= WHAT THE TASK ASKS =
Copy every line from the material below that holds "leaders".

= RECORDS SUPPLIED =
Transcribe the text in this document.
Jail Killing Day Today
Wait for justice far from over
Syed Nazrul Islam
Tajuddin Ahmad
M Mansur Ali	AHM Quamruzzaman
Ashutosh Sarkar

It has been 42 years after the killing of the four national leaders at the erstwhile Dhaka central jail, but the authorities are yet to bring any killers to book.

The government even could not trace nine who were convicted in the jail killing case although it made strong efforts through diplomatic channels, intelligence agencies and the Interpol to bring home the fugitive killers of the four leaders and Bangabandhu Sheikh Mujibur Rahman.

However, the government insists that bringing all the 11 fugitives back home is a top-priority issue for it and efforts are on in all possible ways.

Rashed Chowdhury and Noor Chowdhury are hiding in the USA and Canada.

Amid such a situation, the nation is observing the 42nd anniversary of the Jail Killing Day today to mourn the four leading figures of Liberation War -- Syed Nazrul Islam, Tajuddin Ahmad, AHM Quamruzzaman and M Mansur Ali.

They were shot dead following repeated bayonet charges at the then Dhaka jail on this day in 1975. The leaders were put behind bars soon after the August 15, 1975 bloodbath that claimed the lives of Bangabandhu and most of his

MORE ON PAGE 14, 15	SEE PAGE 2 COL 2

= CORRECT RESULT =
It has been 42 years after the killing of the four national leaders at the erstwhile Dhaka central jail, but the authorities are yet to bring any killers to book.
The government even could not trace nine who were convicted in the jail killing case although it made strong efforts through diplomatic channels, intelligence agencies and the Interpol to bring home the fugitive killers of the four leaders and Bangabandhu Sheikh Mujibur Rahman.
They were shot dead following repeated bayonet charges at the then Dhaka jail on this day in 1975. The leaders were put behind bars soon after the August 15, 1975 bloodbath that claimed the lives of Bangabandhu and most of his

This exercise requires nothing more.